▶ EXERCISE AIM:
Extract each line from the entries below that has the string "dass" in it.

▶ DATASET:
######

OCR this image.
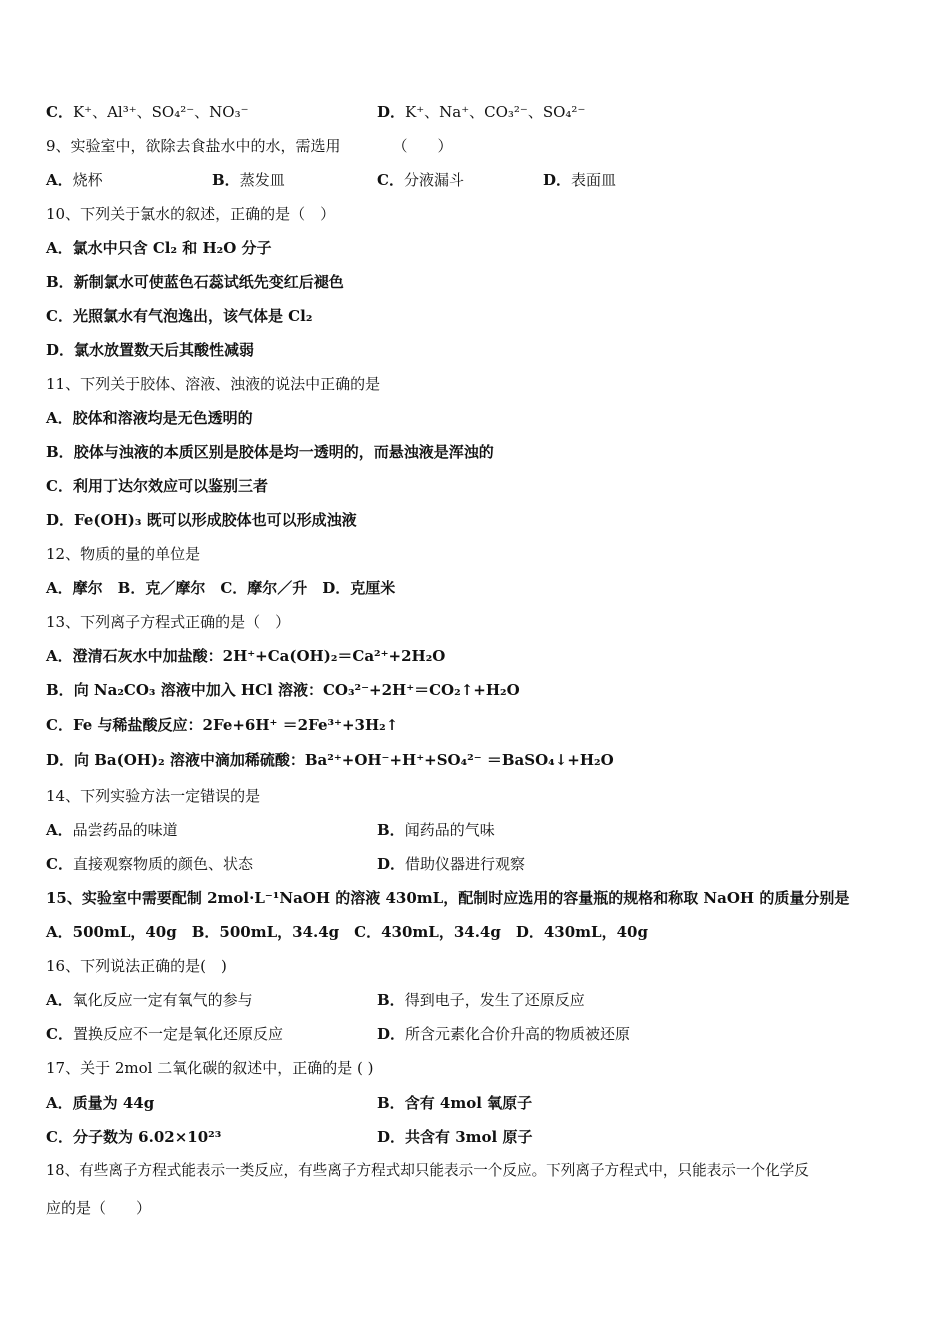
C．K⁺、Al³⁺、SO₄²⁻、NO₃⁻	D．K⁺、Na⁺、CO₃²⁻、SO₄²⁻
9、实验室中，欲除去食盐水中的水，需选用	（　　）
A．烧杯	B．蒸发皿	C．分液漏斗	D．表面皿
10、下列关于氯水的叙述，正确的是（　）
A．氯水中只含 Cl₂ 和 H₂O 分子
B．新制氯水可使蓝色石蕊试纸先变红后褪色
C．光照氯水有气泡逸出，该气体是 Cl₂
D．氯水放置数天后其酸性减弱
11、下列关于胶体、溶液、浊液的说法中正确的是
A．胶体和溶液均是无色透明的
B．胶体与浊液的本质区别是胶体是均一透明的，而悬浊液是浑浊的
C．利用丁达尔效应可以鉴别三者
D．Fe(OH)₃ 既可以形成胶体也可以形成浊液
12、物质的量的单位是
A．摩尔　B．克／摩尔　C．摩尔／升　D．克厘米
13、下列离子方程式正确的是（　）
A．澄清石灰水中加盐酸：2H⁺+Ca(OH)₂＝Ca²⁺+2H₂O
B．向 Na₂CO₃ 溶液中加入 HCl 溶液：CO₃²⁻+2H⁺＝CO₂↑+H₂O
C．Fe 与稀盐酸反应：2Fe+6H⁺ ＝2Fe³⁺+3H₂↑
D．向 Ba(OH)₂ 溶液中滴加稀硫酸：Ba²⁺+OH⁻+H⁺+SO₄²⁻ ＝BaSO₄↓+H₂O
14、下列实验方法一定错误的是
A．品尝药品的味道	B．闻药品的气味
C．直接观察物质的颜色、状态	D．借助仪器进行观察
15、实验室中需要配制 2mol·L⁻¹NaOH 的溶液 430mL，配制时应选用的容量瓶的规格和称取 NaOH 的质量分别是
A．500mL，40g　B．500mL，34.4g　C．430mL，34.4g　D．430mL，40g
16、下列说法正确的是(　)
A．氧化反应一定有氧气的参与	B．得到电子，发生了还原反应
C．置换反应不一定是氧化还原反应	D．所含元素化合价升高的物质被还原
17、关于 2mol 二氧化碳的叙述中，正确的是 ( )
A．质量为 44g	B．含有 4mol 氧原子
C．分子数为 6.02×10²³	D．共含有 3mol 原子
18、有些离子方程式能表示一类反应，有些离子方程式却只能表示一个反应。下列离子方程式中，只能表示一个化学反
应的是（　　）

######

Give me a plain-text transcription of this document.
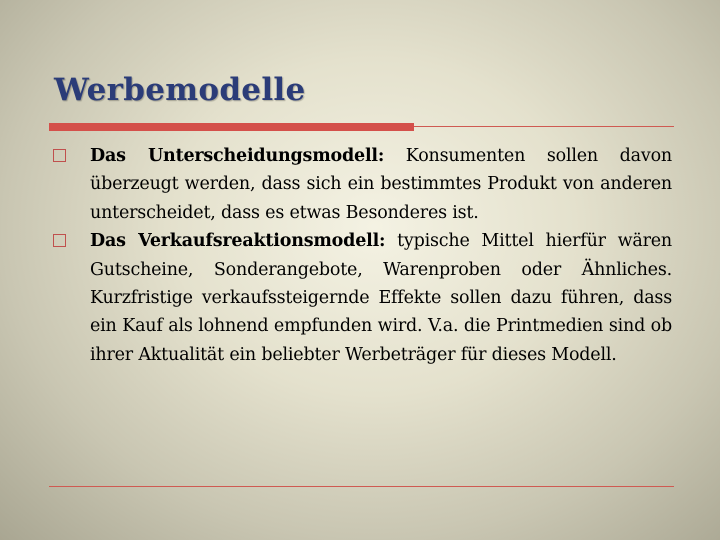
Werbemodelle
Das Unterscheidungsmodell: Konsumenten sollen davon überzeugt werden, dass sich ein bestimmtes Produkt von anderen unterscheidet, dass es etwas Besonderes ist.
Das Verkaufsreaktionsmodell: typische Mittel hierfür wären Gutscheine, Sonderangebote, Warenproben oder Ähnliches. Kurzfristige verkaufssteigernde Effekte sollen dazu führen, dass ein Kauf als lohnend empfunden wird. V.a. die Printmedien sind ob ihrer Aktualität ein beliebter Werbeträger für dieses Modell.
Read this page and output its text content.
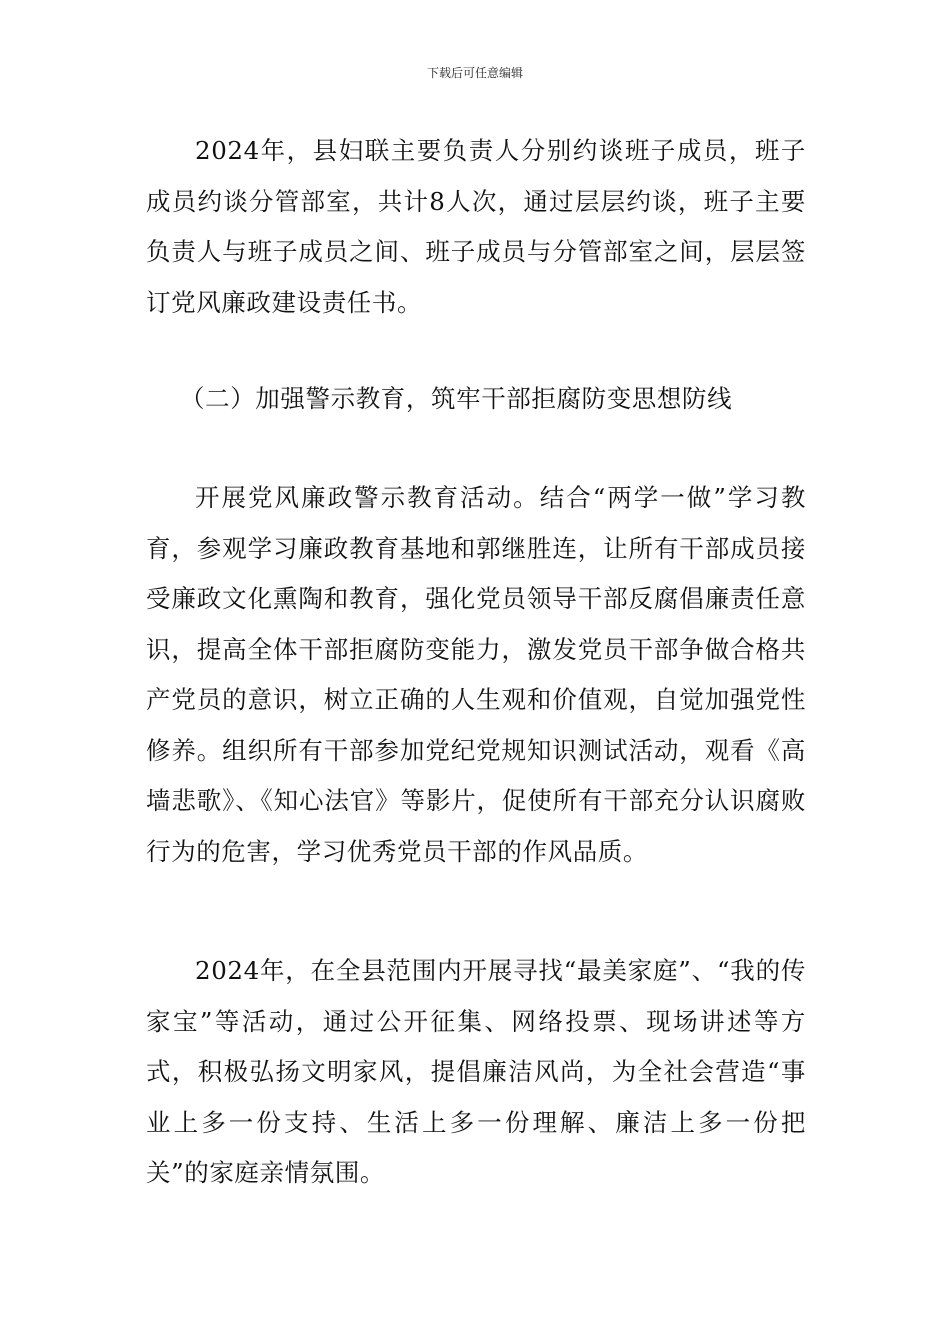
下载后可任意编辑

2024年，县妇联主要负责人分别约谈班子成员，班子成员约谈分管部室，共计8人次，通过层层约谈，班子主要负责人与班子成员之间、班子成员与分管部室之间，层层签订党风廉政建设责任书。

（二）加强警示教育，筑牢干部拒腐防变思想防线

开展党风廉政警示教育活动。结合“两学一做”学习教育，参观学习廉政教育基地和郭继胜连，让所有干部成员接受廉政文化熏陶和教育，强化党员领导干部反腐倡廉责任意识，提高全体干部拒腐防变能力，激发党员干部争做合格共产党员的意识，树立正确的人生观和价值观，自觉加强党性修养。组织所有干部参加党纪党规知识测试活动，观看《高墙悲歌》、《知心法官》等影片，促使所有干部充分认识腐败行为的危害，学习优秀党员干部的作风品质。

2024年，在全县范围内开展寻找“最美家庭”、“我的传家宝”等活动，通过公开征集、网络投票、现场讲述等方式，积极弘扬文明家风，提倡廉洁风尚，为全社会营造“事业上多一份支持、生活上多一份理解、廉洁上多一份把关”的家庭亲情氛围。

######

▶ CORRECT ANSWER:
Das Unterscheidungsmodell: Konsumenten sollen davon überzeugt werden, dass sich ein bestimmtes Produkt von anderen unterscheidet, dass es etwas Besonderes ist.
Das Verkaufsreaktionsmodell: typische Mittel hierfür wären Gutscheine, Sonderangebote, Warenproben oder Ähnliches. Kurzfristige verkaufssteigernde Effekte sollen dazu führen, dass ein Kauf als lohnend empfunden wird. V.a. die Printmedien sind ob ihrer Aktualität ein beliebter Werbeträger für dieses Modell.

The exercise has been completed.